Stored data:
— BEGIN —
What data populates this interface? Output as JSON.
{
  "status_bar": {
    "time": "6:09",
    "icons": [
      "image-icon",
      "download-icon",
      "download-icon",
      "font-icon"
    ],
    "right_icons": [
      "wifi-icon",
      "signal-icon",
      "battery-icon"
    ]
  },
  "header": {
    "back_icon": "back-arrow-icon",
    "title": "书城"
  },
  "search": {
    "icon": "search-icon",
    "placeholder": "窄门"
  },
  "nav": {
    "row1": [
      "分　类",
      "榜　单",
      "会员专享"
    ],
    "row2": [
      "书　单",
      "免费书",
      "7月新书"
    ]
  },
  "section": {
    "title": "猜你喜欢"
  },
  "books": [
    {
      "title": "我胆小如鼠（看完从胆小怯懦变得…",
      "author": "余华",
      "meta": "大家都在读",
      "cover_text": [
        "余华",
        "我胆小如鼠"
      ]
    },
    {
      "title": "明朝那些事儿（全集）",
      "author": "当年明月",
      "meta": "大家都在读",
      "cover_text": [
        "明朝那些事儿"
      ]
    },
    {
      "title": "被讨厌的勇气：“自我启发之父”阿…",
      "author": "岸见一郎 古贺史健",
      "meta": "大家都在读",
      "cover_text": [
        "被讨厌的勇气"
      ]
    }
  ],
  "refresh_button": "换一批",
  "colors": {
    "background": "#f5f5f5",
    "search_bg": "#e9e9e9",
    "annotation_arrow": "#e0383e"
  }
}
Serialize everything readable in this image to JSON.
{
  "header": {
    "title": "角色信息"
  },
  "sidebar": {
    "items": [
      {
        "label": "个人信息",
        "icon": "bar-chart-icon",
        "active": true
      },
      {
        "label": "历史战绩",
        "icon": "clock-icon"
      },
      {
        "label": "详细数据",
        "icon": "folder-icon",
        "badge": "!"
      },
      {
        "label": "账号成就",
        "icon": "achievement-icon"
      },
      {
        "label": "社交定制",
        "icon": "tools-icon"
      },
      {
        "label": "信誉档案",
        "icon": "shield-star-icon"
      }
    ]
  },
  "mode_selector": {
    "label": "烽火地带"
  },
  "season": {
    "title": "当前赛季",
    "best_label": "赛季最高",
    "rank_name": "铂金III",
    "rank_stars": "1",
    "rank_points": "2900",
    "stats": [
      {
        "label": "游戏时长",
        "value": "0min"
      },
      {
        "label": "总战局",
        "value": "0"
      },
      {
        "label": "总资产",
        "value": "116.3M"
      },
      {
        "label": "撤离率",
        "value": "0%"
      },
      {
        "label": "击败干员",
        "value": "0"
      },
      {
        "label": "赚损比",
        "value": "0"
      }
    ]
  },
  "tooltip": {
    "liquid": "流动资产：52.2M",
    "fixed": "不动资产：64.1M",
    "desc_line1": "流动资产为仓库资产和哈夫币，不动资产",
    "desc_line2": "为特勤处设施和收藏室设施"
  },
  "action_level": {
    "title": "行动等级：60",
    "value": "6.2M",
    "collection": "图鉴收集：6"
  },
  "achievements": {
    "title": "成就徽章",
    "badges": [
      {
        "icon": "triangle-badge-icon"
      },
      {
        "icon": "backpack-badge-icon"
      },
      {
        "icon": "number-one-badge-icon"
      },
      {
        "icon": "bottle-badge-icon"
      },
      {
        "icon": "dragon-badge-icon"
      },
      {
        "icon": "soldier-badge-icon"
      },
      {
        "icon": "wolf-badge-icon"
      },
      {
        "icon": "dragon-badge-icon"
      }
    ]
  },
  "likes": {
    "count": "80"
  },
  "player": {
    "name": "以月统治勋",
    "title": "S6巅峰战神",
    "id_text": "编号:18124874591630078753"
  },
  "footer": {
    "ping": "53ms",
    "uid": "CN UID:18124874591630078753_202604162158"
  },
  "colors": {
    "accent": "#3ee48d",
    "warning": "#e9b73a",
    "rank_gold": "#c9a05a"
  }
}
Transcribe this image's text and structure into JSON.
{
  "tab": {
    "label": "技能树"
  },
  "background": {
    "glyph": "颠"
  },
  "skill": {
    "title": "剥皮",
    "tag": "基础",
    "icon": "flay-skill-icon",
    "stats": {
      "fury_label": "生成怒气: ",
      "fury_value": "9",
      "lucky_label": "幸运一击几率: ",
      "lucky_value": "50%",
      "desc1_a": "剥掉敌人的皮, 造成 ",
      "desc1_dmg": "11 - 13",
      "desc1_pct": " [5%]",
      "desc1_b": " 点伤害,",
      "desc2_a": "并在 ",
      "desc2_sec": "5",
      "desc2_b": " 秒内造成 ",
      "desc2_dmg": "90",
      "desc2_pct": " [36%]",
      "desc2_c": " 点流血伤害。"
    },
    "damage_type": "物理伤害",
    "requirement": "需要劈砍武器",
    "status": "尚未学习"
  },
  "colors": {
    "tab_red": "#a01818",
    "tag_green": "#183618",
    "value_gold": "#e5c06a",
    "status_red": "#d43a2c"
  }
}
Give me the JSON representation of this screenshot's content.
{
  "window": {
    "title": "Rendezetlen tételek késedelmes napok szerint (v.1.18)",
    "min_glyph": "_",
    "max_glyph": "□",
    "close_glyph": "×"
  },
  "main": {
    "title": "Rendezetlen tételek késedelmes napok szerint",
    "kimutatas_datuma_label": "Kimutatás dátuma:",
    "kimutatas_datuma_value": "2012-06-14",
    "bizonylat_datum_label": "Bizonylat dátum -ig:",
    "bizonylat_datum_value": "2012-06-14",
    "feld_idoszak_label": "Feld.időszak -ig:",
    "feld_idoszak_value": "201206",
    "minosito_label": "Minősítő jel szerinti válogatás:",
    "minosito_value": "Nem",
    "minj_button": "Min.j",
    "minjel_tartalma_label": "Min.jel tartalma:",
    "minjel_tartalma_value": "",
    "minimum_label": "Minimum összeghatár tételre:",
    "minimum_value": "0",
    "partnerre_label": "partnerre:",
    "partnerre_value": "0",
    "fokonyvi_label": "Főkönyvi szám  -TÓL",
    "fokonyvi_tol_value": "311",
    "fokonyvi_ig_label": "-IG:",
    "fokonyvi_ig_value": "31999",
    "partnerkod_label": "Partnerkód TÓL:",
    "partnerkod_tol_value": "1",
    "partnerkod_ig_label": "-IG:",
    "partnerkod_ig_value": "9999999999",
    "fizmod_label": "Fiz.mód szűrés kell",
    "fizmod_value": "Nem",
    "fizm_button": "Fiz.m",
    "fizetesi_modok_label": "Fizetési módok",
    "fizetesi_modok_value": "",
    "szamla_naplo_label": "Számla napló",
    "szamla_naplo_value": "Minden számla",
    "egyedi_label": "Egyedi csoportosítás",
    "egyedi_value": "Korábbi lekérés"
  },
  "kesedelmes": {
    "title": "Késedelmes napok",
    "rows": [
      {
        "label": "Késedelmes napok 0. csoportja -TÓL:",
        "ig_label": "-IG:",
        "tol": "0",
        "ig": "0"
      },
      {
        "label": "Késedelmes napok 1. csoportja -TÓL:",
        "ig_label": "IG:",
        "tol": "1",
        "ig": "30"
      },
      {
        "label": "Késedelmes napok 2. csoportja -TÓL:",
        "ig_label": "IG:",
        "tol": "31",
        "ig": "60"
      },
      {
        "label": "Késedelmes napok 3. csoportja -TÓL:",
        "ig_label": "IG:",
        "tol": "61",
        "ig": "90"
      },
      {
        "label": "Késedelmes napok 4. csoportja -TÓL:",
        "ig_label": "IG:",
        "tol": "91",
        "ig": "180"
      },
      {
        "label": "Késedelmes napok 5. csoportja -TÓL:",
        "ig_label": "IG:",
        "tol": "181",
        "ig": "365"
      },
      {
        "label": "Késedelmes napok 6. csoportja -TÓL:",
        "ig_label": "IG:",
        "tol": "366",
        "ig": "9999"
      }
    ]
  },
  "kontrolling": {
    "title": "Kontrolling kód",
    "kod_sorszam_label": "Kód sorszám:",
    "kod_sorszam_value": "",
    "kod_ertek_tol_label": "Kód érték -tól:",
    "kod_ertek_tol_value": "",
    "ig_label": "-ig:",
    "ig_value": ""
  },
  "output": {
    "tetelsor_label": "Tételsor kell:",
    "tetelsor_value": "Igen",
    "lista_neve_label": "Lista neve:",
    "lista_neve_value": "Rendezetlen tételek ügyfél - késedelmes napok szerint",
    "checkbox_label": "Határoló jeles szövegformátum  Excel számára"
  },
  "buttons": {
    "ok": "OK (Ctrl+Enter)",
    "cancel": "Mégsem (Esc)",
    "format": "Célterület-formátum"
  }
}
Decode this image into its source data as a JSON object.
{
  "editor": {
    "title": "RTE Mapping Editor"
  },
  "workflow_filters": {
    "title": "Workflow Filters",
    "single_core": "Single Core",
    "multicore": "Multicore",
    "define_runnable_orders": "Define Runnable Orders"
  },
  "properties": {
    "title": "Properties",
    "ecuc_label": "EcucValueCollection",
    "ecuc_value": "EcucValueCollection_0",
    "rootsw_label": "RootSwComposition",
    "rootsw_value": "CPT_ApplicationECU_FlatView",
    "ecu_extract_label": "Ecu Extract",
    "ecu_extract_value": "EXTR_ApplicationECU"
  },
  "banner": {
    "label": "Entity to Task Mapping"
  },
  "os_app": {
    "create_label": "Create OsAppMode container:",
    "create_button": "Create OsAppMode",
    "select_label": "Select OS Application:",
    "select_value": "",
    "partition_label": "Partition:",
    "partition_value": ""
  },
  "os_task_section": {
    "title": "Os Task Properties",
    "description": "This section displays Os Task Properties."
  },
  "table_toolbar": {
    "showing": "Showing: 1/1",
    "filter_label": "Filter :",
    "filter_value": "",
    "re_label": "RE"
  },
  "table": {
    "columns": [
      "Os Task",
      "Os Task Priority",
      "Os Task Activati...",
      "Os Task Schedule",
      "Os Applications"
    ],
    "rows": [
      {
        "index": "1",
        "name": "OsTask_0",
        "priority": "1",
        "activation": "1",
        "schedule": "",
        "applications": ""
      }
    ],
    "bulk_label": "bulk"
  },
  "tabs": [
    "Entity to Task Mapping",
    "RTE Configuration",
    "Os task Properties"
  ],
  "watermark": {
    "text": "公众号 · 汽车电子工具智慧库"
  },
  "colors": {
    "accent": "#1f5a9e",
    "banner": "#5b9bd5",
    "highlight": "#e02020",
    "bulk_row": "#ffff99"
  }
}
— END —
Goal = Using the listing, copy every line where the word "Entity" shows up.

Reply =
    "label": "Entity to Task Mapping"
    "Entity to Task Mapping",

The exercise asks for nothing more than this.